DIRECTIVE => The records below are split into lines. How many of those lines contain the string "Lokalizacja"? Reply with the number only.
begin INFORMATION GIVEN
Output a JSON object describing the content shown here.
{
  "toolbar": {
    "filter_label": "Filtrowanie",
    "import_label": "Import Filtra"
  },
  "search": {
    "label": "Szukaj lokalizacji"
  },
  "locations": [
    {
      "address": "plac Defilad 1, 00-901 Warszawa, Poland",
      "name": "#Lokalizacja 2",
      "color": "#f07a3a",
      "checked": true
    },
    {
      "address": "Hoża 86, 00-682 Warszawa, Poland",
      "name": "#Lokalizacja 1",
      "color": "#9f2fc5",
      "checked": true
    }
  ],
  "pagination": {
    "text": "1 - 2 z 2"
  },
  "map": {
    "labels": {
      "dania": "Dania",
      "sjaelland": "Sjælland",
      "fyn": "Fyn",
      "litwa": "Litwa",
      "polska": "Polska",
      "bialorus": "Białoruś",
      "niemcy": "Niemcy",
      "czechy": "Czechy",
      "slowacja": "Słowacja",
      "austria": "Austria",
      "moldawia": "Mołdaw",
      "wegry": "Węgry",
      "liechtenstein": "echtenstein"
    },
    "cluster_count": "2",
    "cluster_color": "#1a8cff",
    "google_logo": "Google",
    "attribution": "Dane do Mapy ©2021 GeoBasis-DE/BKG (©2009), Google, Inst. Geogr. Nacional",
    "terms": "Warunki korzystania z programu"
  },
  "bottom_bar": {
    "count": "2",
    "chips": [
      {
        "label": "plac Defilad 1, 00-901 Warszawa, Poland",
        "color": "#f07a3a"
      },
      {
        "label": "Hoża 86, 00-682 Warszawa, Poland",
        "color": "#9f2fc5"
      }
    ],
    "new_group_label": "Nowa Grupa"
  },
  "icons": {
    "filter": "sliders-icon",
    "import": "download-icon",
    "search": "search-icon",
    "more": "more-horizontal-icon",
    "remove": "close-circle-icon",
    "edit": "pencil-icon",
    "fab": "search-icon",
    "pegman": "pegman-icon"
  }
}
end INFORMATION GIVEN
SOLUTION TO THIS PROBLEM => 2